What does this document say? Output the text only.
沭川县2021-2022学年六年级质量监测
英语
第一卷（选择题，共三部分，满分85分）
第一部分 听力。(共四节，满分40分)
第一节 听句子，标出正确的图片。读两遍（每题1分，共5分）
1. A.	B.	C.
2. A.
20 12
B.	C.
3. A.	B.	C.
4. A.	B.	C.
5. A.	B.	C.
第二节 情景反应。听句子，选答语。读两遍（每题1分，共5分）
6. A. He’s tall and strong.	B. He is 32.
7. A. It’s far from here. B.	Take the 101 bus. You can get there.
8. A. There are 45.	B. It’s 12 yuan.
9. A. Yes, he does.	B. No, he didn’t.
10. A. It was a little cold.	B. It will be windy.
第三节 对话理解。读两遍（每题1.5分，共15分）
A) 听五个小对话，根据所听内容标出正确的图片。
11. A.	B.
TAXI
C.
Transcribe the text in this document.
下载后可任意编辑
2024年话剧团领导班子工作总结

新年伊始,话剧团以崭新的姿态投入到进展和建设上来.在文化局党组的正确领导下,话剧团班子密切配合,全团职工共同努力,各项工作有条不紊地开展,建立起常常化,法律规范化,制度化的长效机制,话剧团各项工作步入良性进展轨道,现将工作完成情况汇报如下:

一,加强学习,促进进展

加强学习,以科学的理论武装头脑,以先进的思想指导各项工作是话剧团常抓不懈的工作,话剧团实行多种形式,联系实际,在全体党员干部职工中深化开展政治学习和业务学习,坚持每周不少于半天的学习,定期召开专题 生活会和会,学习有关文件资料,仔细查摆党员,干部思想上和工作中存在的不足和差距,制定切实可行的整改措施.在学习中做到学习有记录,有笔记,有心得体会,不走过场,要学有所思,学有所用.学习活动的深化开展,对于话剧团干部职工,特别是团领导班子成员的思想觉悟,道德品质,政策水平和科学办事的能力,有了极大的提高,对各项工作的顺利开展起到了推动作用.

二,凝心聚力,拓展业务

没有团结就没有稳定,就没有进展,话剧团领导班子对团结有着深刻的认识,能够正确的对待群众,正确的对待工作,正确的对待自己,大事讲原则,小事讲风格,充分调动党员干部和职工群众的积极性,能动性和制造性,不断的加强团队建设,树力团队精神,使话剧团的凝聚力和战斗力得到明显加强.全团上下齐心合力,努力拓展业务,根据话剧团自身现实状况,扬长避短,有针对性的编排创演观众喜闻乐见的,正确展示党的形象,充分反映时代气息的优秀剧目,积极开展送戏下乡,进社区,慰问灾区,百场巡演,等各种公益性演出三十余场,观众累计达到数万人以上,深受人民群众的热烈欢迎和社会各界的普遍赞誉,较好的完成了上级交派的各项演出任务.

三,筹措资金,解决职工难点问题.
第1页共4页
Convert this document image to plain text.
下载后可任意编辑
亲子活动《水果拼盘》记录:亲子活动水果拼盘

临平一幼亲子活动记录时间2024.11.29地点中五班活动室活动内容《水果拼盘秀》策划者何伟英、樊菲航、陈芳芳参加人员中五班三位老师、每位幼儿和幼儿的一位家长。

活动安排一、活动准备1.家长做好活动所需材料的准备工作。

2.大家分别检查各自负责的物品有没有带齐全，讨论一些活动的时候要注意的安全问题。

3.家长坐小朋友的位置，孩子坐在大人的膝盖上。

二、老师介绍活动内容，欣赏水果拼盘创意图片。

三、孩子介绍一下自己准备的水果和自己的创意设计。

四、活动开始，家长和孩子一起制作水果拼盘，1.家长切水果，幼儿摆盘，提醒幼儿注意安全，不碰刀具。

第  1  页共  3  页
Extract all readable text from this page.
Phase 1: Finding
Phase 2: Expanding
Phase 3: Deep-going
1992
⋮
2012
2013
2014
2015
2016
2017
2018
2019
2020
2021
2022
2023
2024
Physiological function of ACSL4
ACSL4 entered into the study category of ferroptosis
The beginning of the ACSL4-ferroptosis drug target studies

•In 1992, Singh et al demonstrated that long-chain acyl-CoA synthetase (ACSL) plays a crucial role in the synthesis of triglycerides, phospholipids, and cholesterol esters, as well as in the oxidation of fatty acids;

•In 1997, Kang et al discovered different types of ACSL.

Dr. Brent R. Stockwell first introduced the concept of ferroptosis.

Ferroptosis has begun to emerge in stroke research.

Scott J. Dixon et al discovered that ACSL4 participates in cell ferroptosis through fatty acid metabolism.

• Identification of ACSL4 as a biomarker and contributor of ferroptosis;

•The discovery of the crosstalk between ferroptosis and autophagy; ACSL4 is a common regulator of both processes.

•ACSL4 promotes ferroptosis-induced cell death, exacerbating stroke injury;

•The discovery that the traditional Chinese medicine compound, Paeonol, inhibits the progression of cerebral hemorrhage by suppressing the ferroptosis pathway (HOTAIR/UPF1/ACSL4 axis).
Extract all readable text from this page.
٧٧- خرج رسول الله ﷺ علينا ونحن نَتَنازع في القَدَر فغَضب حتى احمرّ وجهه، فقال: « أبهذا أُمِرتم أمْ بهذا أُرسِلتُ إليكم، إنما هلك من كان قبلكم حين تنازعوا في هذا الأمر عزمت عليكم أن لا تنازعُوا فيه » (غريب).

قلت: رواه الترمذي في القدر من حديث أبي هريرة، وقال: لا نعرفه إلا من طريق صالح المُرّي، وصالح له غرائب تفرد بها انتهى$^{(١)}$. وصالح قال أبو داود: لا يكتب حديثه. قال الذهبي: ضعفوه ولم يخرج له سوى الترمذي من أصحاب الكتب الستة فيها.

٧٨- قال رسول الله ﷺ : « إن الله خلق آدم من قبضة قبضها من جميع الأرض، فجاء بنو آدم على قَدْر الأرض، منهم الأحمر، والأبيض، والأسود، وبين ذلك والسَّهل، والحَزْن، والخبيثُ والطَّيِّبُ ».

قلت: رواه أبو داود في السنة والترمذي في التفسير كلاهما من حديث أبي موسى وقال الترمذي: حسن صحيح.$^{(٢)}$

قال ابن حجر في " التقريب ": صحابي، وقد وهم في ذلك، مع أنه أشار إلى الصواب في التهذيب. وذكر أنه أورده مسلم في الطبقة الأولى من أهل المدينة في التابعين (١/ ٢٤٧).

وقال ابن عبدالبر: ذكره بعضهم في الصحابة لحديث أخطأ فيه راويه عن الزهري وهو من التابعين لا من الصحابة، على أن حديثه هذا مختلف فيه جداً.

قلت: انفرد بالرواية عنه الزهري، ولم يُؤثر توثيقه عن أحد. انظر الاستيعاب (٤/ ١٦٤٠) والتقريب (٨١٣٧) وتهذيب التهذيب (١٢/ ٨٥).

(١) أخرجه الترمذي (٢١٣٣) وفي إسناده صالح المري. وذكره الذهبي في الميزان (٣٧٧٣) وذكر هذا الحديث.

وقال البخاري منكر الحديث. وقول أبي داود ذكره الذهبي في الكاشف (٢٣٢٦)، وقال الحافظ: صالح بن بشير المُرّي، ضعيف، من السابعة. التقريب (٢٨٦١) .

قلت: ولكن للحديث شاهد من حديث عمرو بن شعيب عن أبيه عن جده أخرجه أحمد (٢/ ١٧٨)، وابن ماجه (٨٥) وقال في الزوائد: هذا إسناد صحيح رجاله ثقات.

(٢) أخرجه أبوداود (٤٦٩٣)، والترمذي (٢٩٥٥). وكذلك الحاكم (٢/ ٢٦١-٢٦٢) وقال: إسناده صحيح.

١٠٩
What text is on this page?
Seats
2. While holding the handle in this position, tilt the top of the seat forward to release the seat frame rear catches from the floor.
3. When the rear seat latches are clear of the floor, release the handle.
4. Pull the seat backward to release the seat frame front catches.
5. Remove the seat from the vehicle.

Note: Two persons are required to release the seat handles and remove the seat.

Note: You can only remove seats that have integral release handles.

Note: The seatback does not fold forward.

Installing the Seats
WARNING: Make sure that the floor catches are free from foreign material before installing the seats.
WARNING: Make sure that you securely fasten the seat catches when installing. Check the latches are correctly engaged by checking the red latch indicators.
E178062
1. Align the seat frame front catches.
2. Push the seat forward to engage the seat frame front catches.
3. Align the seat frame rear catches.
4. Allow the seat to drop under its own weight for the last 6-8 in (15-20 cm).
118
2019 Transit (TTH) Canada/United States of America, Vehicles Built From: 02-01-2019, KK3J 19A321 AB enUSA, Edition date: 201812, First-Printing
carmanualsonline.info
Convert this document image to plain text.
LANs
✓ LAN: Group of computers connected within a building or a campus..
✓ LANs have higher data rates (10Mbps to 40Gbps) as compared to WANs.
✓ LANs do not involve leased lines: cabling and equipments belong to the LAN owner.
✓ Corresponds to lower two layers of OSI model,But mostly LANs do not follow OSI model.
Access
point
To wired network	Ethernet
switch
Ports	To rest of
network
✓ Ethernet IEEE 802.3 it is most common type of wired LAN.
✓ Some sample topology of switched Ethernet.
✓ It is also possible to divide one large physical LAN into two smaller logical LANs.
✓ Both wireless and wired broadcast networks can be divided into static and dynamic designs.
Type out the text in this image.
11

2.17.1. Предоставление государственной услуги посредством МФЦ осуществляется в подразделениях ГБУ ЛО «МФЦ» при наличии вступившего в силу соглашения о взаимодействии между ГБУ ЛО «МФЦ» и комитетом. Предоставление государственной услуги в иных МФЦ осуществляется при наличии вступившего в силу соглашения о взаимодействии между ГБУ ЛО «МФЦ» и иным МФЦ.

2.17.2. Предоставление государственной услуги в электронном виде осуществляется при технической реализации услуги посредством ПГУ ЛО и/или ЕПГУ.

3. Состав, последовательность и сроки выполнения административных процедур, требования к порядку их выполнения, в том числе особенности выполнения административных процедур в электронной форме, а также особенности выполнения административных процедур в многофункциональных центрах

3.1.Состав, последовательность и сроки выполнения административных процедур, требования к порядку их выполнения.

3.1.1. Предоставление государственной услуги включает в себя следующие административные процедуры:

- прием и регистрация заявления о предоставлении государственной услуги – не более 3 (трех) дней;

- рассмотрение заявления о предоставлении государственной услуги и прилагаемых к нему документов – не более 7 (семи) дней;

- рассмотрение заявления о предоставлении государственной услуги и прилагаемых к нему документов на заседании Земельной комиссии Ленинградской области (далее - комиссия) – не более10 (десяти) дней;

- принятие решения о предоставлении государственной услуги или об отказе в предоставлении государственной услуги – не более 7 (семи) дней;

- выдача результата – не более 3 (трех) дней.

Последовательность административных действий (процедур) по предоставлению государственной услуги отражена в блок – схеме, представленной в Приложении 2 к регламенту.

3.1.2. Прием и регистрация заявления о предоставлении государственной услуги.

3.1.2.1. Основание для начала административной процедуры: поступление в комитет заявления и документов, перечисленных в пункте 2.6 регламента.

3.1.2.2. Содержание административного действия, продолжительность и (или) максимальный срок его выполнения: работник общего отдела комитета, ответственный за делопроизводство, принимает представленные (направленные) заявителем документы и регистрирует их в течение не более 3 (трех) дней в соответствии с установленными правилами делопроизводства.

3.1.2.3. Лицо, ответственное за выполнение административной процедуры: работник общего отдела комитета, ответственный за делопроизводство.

++++++++

# WHAT TO WORK ON
Gather each line from the entries above that includes the word "регистрация".

# REPLY TO THE EXERCISE
- прием и регистрация заявления о предоставлении государственной услуги – не более 3 (трех) дней;
3.1.2. Прием и регистрация заявления о предоставлении государственной услуги.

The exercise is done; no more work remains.